▶ **Task data**:
+ + + +

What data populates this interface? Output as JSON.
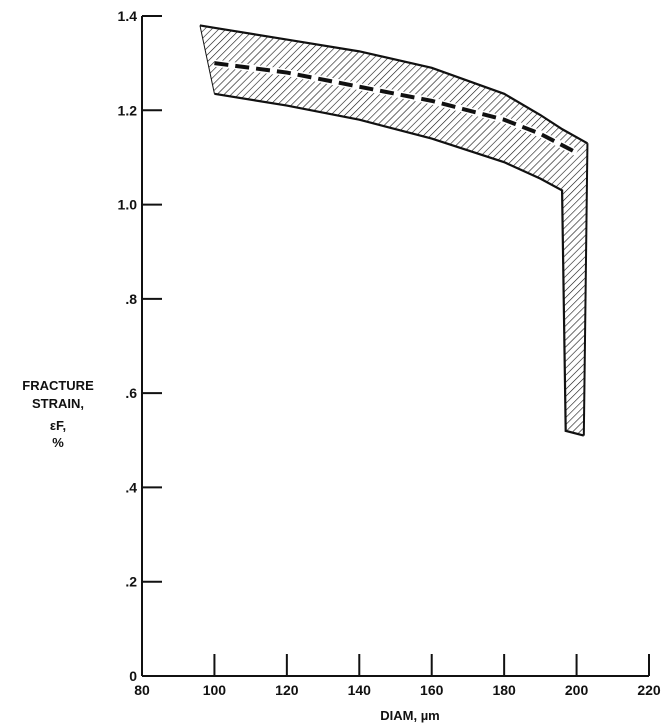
{
  "chart_data": {
    "type": "area",
    "title": "",
    "xlabel": "DIAM, µm",
    "ylabel_lines": [
      "FRACTURE",
      "STRAIN,",
      "εF,",
      "%"
    ],
    "xlim": [
      80,
      220
    ],
    "ylim": [
      0,
      1.4
    ],
    "x_ticks": [
      80,
      100,
      120,
      140,
      160,
      180,
      200,
      220
    ],
    "x_tick_labels": [
      "80",
      "100",
      "120",
      "140",
      "160",
      "180",
      "200",
      "220"
    ],
    "y_ticks": [
      0,
      0.2,
      0.4,
      0.6,
      0.8,
      1.0,
      1.2,
      1.4
    ],
    "y_tick_labels": [
      "0",
      ".2",
      ".4",
      ".6",
      ".8",
      "1.0",
      "1.2",
      "1.4"
    ],
    "grid": false,
    "series": [
      {
        "style": "hatched-band",
        "upper": {
          "x": [
            96,
            100,
            120,
            140,
            160,
            180,
            190,
            196,
            203
          ],
          "y": [
            1.38,
            1.375,
            1.35,
            1.325,
            1.29,
            1.235,
            1.19,
            1.16,
            1.13
          ]
        },
        "lower": {
          "x": [
            100,
            120,
            140,
            160,
            180,
            190,
            196,
            197,
            202
          ],
          "y": [
            1.235,
            1.21,
            1.18,
            1.14,
            1.09,
            1.055,
            1.03,
            0.52,
            0.51
          ]
        }
      },
      {
        "style": "dashed-line",
        "x": [
          100,
          120,
          140,
          160,
          180,
          190,
          200
        ],
        "y": [
          1.3,
          1.28,
          1.25,
          1.22,
          1.18,
          1.15,
          1.11
        ]
      }
    ]
  }
}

+ + + +

▶ **Exercise requirements**: Leaving aside the images, write out the entries above word for word.

▶ **Result**:
What data populates this interface? Output as JSON.
{
  "chart_data": {
    "type": "area",
    "title": "",
    "xlabel": "DIAM, µm",
    "ylabel_lines": [
      "FRACTURE",
      "STRAIN,",
      "εF,",
      "%"
    ],
    "xlim": [
      80,
      220
    ],
    "ylim": [
      0,
      1.4
    ],
    "x_ticks": [
      80,
      100,
      120,
      140,
      160,
      180,
      200,
      220
    ],
    "x_tick_labels": [
      "80",
      "100",
      "120",
      "140",
      "160",
      "180",
      "200",
      "220"
    ],
    "y_ticks": [
      0,
      0.2,
      0.4,
      0.6,
      0.8,
      1.0,
      1.2,
      1.4
    ],
    "y_tick_labels": [
      "0",
      ".2",
      ".4",
      ".6",
      ".8",
      "1.0",
      "1.2",
      "1.4"
    ],
    "grid": false,
    "series": [
      {
        "style": "hatched-band",
        "upper": {
          "x": [
            96,
            100,
            120,
            140,
            160,
            180,
            190,
            196,
            203
          ],
          "y": [
            1.38,
            1.375,
            1.35,
            1.325,
            1.29,
            1.235,
            1.19,
            1.16,
            1.13
          ]
        },
        "lower": {
          "x": [
            100,
            120,
            140,
            160,
            180,
            190,
            196,
            197,
            202
          ],
          "y": [
            1.235,
            1.21,
            1.18,
            1.14,
            1.09,
            1.055,
            1.03,
            0.52,
            0.51
          ]
        }
      },
      {
        "style": "dashed-line",
        "x": [
          100,
          120,
          140,
          160,
          180,
          190,
          200
        ],
        "y": [
          1.3,
          1.28,
          1.25,
          1.22,
          1.18,
          1.15,
          1.11
        ]
      }
    ]
  }
}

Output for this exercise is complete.